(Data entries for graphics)
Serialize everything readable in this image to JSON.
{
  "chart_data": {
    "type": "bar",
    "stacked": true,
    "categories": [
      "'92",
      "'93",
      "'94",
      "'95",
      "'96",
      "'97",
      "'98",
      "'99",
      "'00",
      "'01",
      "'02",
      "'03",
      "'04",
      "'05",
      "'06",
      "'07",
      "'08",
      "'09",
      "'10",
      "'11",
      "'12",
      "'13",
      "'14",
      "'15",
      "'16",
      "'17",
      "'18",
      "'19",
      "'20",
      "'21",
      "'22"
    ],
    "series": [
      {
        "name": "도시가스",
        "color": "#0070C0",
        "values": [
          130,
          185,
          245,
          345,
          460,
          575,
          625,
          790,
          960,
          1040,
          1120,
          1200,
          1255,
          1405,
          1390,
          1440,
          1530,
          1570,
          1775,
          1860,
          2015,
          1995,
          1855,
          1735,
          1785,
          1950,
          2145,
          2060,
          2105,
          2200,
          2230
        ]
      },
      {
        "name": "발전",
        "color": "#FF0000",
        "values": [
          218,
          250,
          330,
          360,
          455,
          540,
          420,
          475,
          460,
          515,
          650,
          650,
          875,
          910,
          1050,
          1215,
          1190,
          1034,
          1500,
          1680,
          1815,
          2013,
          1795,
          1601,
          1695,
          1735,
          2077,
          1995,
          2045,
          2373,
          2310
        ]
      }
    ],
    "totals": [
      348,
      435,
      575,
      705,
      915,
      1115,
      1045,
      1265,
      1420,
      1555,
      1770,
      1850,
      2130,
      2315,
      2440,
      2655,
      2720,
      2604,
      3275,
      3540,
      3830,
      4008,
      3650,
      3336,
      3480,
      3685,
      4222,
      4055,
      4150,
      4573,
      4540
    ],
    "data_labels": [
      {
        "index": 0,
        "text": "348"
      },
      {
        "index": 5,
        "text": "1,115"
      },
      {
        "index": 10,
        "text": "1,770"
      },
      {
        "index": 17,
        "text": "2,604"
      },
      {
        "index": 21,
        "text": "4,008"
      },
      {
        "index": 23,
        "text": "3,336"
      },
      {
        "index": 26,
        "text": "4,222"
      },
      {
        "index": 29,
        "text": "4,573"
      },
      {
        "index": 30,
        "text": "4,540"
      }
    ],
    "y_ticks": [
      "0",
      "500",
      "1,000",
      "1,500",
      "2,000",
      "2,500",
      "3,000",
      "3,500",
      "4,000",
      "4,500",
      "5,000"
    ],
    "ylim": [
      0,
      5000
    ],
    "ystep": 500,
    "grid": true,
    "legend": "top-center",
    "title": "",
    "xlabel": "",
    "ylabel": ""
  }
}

WHAT IS EXPECTED ▸
Look through the entries above; copy each line where the string "text" appears.

TASK RESULT ▸
        "text": "348"
        "text": "1,115"
        "text": "1,770"
        "text": "2,604"
        "text": "4,008"
        "text": "3,336"
        "text": "4,222"
        "text": "4,573"
        "text": "4,540"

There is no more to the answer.